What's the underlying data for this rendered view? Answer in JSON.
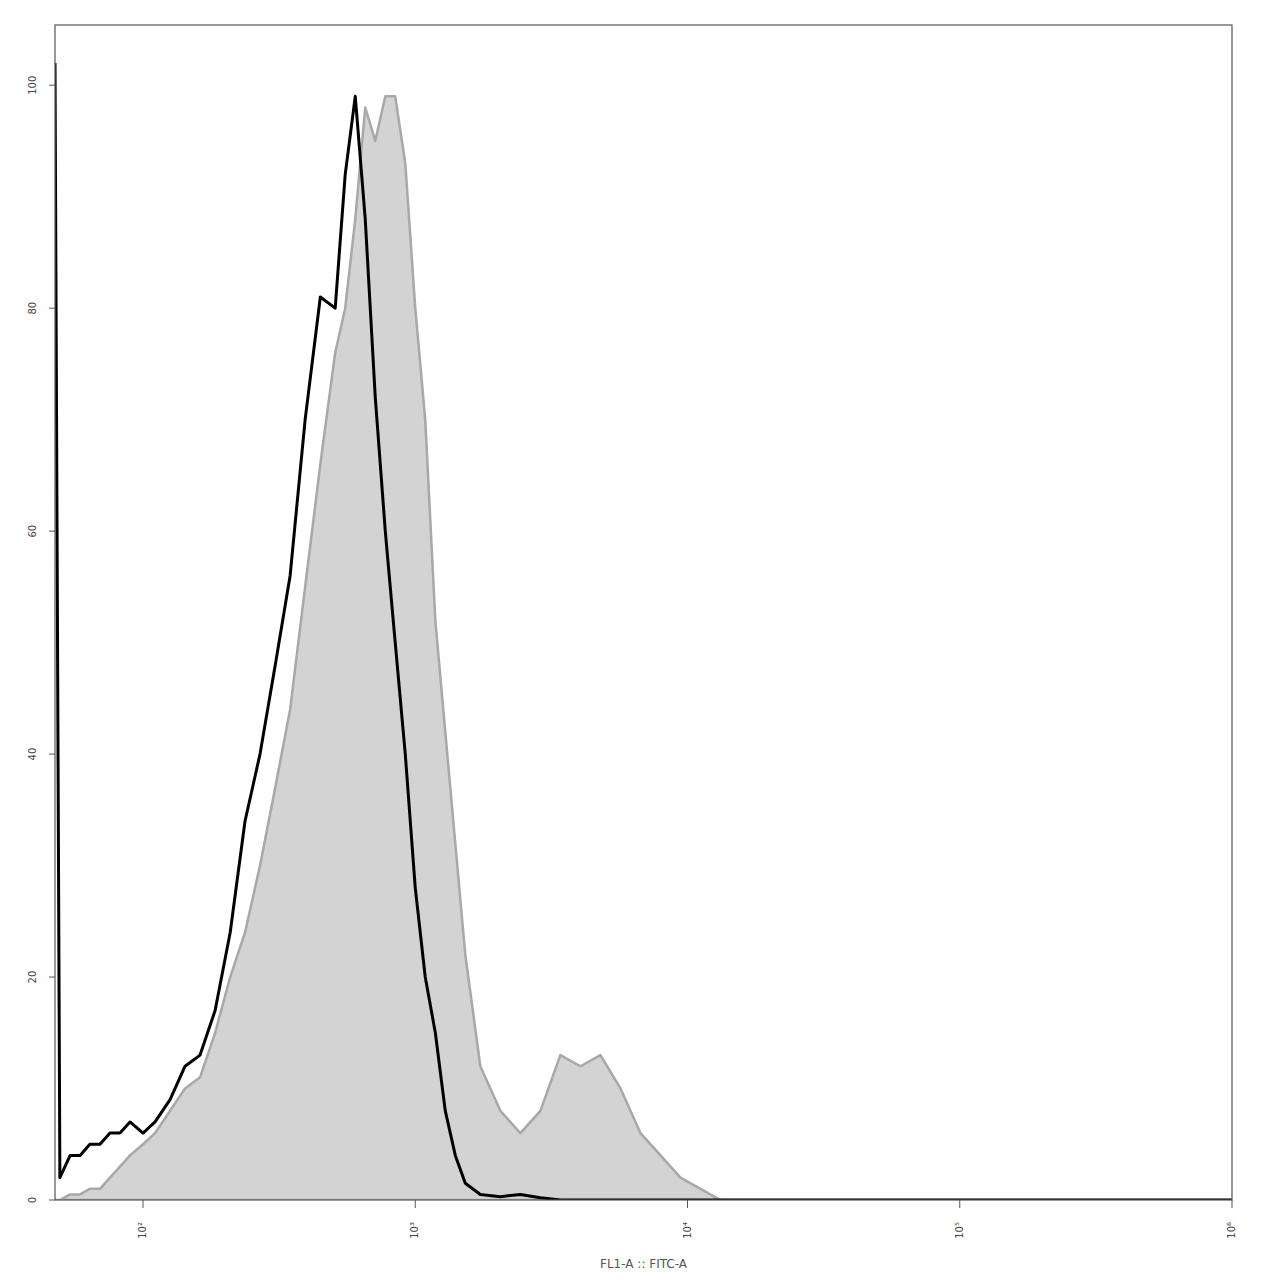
{
  "chart_data": {
    "type": "line",
    "x_label": "FL1-A :: FITC-A",
    "log": "x",
    "grid": false,
    "xlim": [
      47.5,
      1000000
    ],
    "ylim": [
      0,
      105.4
    ],
    "xticks": [
      {
        "value": 100,
        "label": "10²"
      },
      {
        "value": 1000,
        "label": "10³"
      },
      {
        "value": 10000,
        "label": "10⁴"
      },
      {
        "value": 100000,
        "label": "10⁵"
      },
      {
        "value": 1000000,
        "label": "10⁶"
      }
    ],
    "yticks": [
      0,
      20,
      40,
      60,
      80,
      100
    ],
    "x": [
      47.5,
      49.5,
      54,
      58.7,
      63.8,
      69.5,
      75.6,
      82.3,
      89.6,
      100,
      110.7,
      125.7,
      142.7,
      162,
      184,
      209,
      237,
      269,
      306,
      347,
      394,
      448,
      508,
      553,
      602,
      655,
      713,
      776,
      844,
      919,
      1000,
      1088,
      1185,
      1289,
      1403,
      1527,
      1734,
      2054,
      2432,
      2882,
      3412,
      4045,
      4786,
      5675,
      6714,
      7962,
      9419,
      11160,
      13210,
      18550,
      39700,
      141600,
      1000000
    ],
    "series": [
      {
        "type": "area",
        "color": "#d3d3d3",
        "values": [
          0,
          0,
          0.5,
          0.5,
          1,
          1,
          2,
          3,
          4,
          5,
          6,
          8,
          10,
          11,
          15,
          20,
          24,
          30,
          37,
          44,
          55,
          66,
          76,
          80,
          88,
          98,
          95,
          99,
          99,
          93,
          80,
          70,
          52,
          42,
          32,
          22,
          12,
          8,
          6,
          8,
          13,
          12,
          13,
          10,
          6,
          4,
          2,
          1,
          0,
          0,
          0,
          0,
          0
        ]
      },
      {
        "type": "line",
        "color": "#000000",
        "values": [
          102,
          2,
          4,
          4,
          5,
          5,
          6,
          6,
          7,
          6,
          7,
          9,
          12,
          13,
          17,
          24,
          34,
          40,
          48,
          56,
          70,
          81,
          80,
          92,
          99,
          88,
          72,
          60,
          50,
          40,
          28,
          20,
          15,
          8,
          4,
          1.5,
          0.5,
          0.3,
          0.5,
          0.2,
          0,
          0,
          0,
          0,
          0,
          0,
          0,
          0,
          0,
          0,
          0,
          0,
          0
        ]
      }
    ]
  }
}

━━━━━━━━━━━━━━━━━━━━━━━━━━━━━━

■ **DIRECTIONS FOR THIS TASK**: Skipping the pictures, transcribe each line above exactly as it appears.

■ **OUTPUT BELOW**:
What's the underlying data for this rendered view? Answer in JSON.
{
  "chart_data": {
    "type": "line",
    "x_label": "FL1-A :: FITC-A",
    "log": "x",
    "grid": false,
    "xlim": [
      47.5,
      1000000
    ],
    "ylim": [
      0,
      105.4
    ],
    "xticks": [
      {
        "value": 100,
        "label": "10²"
      },
      {
        "value": 1000,
        "label": "10³"
      },
      {
        "value": 10000,
        "label": "10⁴"
      },
      {
        "value": 100000,
        "label": "10⁵"
      },
      {
        "value": 1000000,
        "label": "10⁶"
      }
    ],
    "yticks": [
      0,
      20,
      40,
      60,
      80,
      100
    ],
    "x": [
      47.5,
      49.5,
      54,
      58.7,
      63.8,
      69.5,
      75.6,
      82.3,
      89.6,
      100,
      110.7,
      125.7,
      142.7,
      162,
      184,
      209,
      237,
      269,
      306,
      347,
      394,
      448,
      508,
      553,
      602,
      655,
      713,
      776,
      844,
      919,
      1000,
      1088,
      1185,
      1289,
      1403,
      1527,
      1734,
      2054,
      2432,
      2882,
      3412,
      4045,
      4786,
      5675,
      6714,
      7962,
      9419,
      11160,
      13210,
      18550,
      39700,
      141600,
      1000000
    ],
    "series": [
      {
        "type": "area",
        "color": "#d3d3d3",
        "values": [
          0,
          0,
          0.5,
          0.5,
          1,
          1,
          2,
          3,
          4,
          5,
          6,
          8,
          10,
          11,
          15,
          20,
          24,
          30,
          37,
          44,
          55,
          66,
          76,
          80,
          88,
          98,
          95,
          99,
          99,
          93,
          80,
          70,
          52,
          42,
          32,
          22,
          12,
          8,
          6,
          8,
          13,
          12,
          13,
          10,
          6,
          4,
          2,
          1,
          0,
          0,
          0,
          0,
          0
        ]
      },
      {
        "type": "line",
        "color": "#000000",
        "values": [
          102,
          2,
          4,
          4,
          5,
          5,
          6,
          6,
          7,
          6,
          7,
          9,
          12,
          13,
          17,
          24,
          34,
          40,
          48,
          56,
          70,
          81,
          80,
          92,
          99,
          88,
          72,
          60,
          50,
          40,
          28,
          20,
          15,
          8,
          4,
          1.5,
          0.5,
          0.3,
          0.5,
          0.2,
          0,
          0,
          0,
          0,
          0,
          0,
          0,
          0,
          0,
          0,
          0,
          0,
          0
        ]
      }
    ]
  }
}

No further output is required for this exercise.